* _Text_:

#####

Thomas Boghardt. The Zimmermann Telegram: Intelligence, Diplomacy, and America's Entry into World War I. Annapolis: Naval Institute Press. 320 pp. $36.95 (cloth), ISBN 978-1-61251-148-1.
Reviewed by Larry Grant (Research Associate, The Citadel Oral History Program)
Published on H-War (December, 2013)
Commissioned by Margaret Sankey (Air University)
Historian Michael J. Hogan, in 2000, characterized the historiography of pre-WWI American foreign relations as “something of a ‘wasteland.’” He added that, “to the extent that diplomatic history itself has spawned fresh ideas and ways of thinking, it has done so largely in work that deals with the twentieth century and especially the Cold War.” He voiced the hope “that diplomatic historians will refocus their energies on other topics and earlier periods.”[1] The events of 2001 ensured that Cold War themes were replaced by other topics, in particular the global war on terrorism and similar subjects. As for “fresh” new work on earlier periods, Thomas Boghardt's The Zimmermann Telegram: Intelligence, Diplomacy, and America's Entry into World War I, provides an excellent example in that category.

#####

* _Objective 1_: Extract the passage of the Zimmermann Telegram review from "Thomas Boghardt. The" to "Sankey (Air University)", verbatim.
* _Objective 2_: Continue the Zimmermann Telegram review from the point where it stops.

* _Dataset content_:
#####

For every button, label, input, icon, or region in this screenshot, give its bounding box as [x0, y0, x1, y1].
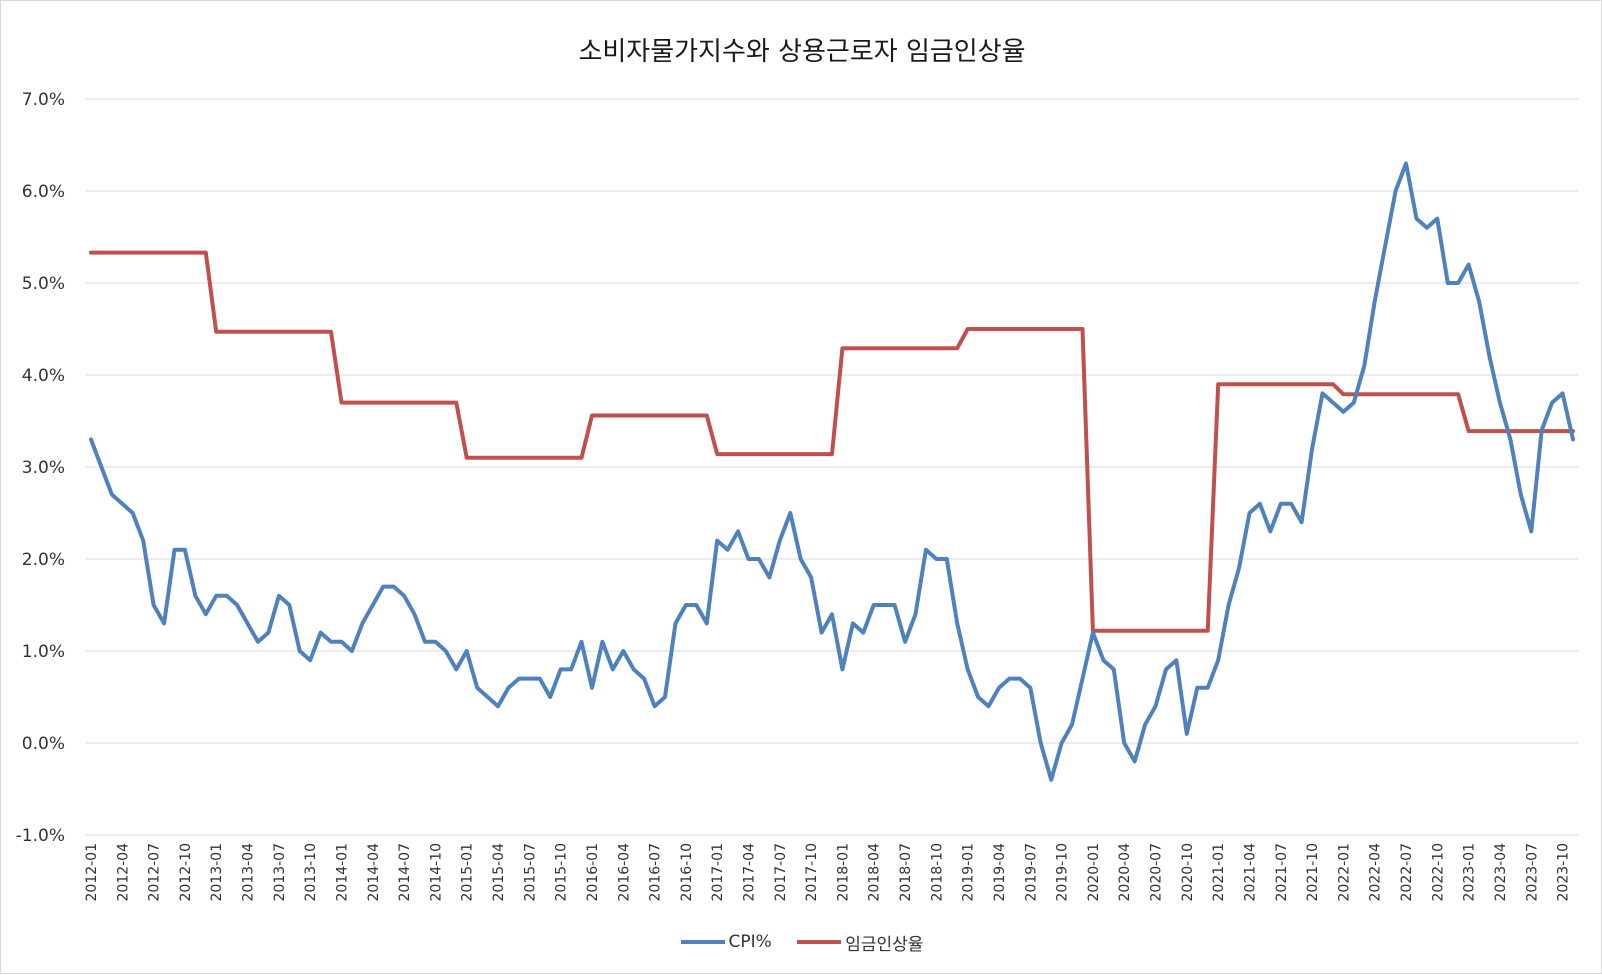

#####

* _Task response 1_:
Thomas Boghardt. The Zimmermann Telegram: Intelligence, Diplomacy, and America's Entry into World War I. Annapolis: Naval Institute Press. 320 pp. $36.95 (cloth), ISBN 978-1-61251-148-1.
Reviewed by Larry Grant (Research Associate, The Citadel Oral History Program)
Published on H-War (December, 2013)
Commissioned by Margaret Sankey (Air University)

* _Task response 2_:
Boghardt, a senior historian at the U.S. Army Center of Military History, received his PhD in modern European history from the University of Oxford. His other publications include Spies of the Kaiser: German Intelligence Operations in Great Britain during the First World War Era (2005). In 2009, he received the CIA’s Studies in Intelligence Award for his work on Soviet and East German intelligence operations during the Cold War. The Zimmermann Telegram will enhance his reputation even more, particularly at a time when considerable heated public discussion revolves around acceptable forms of intelligence collection and the legitimate uses to which such information might be put.
In his tightly focused account of the events surrounding the Zimmermann telegram, Boghardt provides new insight into the thoughts and actions of the key policymakers at the heart of the Zimmermann episode by adding for the first time an informed discussion of intelligence and cryptology as integral components of the formulation and execution of high-level government policymaking. Citizens of the modern world are used to being told they live in an information age, but it can sometimes be difficult for the uninitiated to appreciate the ways in which something as amorphous as “information” can shape real-world events. Boghardt’s exploration of the actions taken by the British spy chief, Admiral Sir William Reginald Hall, provides a case study of how this can be done in practice.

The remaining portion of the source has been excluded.